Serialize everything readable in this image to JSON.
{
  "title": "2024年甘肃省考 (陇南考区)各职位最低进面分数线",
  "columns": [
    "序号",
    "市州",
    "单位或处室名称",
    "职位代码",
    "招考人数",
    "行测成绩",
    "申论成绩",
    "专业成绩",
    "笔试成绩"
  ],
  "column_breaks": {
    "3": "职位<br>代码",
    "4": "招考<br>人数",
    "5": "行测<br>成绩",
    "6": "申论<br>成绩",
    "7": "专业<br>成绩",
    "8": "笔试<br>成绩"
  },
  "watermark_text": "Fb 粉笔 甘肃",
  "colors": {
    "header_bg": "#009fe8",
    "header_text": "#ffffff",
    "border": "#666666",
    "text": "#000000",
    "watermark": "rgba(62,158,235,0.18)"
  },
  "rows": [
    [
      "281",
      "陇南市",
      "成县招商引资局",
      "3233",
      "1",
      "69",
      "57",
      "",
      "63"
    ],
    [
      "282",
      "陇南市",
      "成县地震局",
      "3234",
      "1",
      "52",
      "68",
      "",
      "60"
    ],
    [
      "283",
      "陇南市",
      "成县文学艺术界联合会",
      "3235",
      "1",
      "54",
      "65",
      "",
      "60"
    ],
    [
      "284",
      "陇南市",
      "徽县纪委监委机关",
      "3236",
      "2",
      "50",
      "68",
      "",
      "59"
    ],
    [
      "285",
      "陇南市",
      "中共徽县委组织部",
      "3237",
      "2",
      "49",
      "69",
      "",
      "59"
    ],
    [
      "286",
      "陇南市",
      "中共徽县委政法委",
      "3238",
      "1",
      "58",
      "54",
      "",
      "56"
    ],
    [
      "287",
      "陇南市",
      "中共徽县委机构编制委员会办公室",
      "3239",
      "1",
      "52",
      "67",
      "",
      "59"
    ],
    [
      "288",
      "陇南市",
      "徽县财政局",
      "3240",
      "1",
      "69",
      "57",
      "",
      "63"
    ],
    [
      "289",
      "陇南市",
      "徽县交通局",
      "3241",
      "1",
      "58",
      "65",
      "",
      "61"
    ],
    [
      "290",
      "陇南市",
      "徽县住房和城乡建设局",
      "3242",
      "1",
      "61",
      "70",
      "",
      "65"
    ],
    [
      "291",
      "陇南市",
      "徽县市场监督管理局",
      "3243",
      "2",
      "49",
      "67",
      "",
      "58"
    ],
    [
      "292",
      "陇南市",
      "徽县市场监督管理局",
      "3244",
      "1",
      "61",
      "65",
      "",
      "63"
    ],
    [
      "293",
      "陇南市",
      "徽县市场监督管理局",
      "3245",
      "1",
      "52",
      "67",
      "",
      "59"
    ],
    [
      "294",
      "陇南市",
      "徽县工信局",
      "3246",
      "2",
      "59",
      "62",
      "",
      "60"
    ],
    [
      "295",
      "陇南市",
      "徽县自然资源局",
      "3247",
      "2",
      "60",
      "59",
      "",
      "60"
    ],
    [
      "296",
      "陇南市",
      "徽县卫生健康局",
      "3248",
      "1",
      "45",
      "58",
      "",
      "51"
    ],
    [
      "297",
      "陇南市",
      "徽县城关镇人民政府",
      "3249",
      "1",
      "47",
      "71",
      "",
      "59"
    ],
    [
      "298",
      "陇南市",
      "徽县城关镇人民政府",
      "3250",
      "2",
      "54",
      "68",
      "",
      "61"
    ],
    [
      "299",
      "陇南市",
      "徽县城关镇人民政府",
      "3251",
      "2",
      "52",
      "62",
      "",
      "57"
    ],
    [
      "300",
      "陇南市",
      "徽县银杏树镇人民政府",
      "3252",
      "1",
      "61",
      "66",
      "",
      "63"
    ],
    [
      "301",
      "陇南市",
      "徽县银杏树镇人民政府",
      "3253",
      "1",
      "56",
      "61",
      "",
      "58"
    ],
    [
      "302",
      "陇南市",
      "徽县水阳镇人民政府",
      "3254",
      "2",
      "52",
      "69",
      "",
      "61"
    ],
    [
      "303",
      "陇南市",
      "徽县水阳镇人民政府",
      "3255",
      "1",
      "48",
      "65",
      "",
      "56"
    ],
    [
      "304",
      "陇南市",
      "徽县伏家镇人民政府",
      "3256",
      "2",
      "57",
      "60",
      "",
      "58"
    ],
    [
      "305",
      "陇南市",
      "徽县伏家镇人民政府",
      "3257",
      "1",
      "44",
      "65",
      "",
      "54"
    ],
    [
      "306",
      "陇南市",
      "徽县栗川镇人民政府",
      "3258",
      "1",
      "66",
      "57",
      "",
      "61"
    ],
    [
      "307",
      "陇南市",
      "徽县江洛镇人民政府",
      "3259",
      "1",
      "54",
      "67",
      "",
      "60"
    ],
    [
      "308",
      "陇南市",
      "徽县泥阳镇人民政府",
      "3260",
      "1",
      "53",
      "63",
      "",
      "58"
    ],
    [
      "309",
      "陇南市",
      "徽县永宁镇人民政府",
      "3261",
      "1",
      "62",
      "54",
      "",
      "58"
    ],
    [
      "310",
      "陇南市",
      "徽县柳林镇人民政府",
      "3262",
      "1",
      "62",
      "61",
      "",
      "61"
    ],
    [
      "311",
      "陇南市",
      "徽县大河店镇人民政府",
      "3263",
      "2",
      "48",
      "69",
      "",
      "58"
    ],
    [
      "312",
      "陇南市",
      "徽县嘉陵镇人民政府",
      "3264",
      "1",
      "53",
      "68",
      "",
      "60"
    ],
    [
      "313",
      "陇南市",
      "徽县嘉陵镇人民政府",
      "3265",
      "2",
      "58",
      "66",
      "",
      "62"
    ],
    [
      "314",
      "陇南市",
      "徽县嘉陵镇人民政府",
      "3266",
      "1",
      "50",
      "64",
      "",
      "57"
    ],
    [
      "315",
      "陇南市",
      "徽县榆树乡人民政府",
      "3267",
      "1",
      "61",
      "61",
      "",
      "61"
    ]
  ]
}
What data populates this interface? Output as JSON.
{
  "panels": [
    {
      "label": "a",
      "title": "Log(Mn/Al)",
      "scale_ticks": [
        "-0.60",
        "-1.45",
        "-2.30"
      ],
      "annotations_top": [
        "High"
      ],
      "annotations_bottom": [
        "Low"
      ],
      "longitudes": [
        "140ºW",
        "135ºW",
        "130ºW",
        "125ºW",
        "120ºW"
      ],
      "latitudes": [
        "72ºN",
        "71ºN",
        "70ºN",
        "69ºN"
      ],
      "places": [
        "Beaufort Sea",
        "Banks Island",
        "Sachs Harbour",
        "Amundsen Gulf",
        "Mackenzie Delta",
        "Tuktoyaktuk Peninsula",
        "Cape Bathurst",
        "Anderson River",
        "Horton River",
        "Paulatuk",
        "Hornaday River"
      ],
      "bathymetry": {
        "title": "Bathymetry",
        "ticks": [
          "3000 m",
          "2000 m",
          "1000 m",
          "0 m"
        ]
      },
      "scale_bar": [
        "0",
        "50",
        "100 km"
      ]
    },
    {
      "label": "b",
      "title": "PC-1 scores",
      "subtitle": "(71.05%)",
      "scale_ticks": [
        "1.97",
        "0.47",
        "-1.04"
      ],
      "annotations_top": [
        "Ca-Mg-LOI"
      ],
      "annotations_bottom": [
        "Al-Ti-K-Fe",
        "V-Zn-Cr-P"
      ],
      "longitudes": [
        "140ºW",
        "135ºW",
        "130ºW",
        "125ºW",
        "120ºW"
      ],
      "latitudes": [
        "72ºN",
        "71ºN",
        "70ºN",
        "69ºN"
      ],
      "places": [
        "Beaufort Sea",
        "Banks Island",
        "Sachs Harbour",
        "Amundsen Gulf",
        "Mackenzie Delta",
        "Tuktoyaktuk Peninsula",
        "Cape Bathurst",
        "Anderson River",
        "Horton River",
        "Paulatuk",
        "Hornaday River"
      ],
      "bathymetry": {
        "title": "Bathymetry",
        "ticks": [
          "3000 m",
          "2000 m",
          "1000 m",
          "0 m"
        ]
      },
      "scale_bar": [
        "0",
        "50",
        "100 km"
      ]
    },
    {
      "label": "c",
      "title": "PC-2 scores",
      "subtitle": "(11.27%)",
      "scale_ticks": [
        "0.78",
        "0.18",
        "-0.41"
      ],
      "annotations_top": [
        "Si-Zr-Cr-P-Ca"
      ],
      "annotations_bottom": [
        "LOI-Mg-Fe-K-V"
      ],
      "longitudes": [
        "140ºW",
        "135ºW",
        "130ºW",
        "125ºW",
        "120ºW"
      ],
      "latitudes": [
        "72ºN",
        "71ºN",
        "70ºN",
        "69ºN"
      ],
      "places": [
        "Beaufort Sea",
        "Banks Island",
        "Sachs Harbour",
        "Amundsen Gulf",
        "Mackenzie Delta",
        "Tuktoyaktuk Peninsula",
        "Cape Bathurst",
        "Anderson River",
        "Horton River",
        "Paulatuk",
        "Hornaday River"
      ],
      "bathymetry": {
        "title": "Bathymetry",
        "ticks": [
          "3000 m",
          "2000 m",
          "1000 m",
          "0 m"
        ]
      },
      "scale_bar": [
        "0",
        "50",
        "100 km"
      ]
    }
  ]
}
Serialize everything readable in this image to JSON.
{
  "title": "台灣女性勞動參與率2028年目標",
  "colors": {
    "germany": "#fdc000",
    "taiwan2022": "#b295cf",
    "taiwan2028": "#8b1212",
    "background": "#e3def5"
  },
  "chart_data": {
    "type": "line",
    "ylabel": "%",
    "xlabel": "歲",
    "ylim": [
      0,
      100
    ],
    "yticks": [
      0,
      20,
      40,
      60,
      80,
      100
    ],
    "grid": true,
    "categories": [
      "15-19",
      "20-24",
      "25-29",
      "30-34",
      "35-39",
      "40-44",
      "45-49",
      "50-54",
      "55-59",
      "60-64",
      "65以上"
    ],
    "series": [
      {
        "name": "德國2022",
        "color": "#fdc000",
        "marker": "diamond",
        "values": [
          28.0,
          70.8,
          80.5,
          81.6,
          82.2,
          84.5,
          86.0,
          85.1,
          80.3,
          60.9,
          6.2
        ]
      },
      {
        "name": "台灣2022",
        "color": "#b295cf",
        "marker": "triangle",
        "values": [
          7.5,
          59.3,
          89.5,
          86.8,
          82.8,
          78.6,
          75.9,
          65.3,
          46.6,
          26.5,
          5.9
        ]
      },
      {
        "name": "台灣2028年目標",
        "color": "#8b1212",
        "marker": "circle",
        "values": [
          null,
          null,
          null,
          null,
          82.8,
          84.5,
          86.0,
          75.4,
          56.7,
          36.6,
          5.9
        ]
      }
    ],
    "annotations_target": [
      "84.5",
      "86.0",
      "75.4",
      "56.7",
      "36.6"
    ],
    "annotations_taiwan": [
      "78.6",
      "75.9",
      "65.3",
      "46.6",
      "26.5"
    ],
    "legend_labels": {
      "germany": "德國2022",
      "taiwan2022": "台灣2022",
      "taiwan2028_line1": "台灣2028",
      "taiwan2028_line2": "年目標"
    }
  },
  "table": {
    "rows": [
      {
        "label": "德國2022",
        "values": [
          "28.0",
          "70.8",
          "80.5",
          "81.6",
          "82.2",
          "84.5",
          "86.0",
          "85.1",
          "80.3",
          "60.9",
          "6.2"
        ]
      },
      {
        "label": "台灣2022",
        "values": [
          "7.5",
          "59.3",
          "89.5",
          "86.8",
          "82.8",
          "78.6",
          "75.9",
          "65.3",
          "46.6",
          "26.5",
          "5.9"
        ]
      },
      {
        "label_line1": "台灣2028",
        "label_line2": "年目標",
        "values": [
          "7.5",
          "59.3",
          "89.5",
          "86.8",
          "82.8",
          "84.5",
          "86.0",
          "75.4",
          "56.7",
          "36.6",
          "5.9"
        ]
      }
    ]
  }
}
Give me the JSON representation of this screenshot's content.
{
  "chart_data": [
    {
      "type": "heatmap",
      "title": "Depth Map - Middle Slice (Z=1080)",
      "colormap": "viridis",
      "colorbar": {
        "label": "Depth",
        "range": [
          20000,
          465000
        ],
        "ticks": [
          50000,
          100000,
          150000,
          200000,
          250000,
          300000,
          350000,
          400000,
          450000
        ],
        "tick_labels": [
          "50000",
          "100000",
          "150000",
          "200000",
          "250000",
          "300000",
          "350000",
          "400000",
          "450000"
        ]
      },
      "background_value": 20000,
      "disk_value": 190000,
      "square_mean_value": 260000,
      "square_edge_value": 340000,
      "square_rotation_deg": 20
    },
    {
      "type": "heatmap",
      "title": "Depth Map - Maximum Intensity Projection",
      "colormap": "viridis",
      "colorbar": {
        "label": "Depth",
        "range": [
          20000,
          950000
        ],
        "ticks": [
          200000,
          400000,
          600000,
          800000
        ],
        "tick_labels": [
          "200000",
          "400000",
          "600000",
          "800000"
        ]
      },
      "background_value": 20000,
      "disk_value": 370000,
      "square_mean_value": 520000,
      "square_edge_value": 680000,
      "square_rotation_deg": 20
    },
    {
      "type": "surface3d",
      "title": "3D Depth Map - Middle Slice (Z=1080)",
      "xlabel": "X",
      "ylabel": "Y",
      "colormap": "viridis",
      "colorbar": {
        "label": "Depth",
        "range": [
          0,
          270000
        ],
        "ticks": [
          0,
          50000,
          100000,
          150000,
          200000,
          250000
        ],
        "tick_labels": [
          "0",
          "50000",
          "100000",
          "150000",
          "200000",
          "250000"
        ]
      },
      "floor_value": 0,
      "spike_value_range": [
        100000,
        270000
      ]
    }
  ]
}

Exercise brief — Identify every line holding the word "Slice" and copy it out.

Task output —
      "title": "Depth Map - Middle Slice (Z=1080)",
      "title": "3D Depth Map - Middle Slice (Z=1080)",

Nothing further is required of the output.